Begin INPUT
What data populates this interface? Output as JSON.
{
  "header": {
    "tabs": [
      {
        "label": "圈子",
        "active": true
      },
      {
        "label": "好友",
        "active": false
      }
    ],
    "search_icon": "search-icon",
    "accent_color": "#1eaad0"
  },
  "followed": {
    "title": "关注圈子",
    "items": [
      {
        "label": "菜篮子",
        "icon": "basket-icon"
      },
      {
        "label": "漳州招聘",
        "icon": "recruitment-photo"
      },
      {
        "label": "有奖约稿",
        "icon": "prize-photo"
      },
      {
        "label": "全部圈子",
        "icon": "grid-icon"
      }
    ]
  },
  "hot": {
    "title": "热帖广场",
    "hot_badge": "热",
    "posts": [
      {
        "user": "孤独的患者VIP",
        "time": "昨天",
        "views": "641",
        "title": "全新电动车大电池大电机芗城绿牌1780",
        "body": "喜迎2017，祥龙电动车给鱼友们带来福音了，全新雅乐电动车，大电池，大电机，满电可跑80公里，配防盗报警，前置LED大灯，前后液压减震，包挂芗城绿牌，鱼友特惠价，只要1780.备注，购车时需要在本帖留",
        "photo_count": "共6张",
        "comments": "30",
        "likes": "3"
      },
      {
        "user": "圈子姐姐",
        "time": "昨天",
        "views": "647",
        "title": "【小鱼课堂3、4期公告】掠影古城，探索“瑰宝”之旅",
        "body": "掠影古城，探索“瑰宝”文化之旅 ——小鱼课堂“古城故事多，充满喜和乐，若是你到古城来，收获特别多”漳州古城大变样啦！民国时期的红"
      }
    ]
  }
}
End INPUT
- [EXERCISE INSTRUCTIONS]
Write each line above out exactly.

- [RESULT OF THIS TASK]
What data populates this interface? Output as JSON.
{
  "header": {
    "tabs": [
      {
        "label": "圈子",
        "active": true
      },
      {
        "label": "好友",
        "active": false
      }
    ],
    "search_icon": "search-icon",
    "accent_color": "#1eaad0"
  },
  "followed": {
    "title": "关注圈子",
    "items": [
      {
        "label": "菜篮子",
        "icon": "basket-icon"
      },
      {
        "label": "漳州招聘",
        "icon": "recruitment-photo"
      },
      {
        "label": "有奖约稿",
        "icon": "prize-photo"
      },
      {
        "label": "全部圈子",
        "icon": "grid-icon"
      }
    ]
  },
  "hot": {
    "title": "热帖广场",
    "hot_badge": "热",
    "posts": [
      {
        "user": "孤独的患者VIP",
        "time": "昨天",
        "views": "641",
        "title": "全新电动车大电池大电机芗城绿牌1780",
        "body": "喜迎2017，祥龙电动车给鱼友们带来福音了，全新雅乐电动车，大电池，大电机，满电可跑80公里，配防盗报警，前置LED大灯，前后液压减震，包挂芗城绿牌，鱼友特惠价，只要1780.备注，购车时需要在本帖留",
        "photo_count": "共6张",
        "comments": "30",
        "likes": "3"
      },
      {
        "user": "圈子姐姐",
        "time": "昨天",
        "views": "647",
        "title": "【小鱼课堂3、4期公告】掠影古城，探索“瑰宝”之旅",
        "body": "掠影古城，探索“瑰宝”文化之旅 ——小鱼课堂“古城故事多，充满喜和乐，若是你到古城来，收获特别多”漳州古城大变样啦！民国时期的红"
      }
    ]
  }
}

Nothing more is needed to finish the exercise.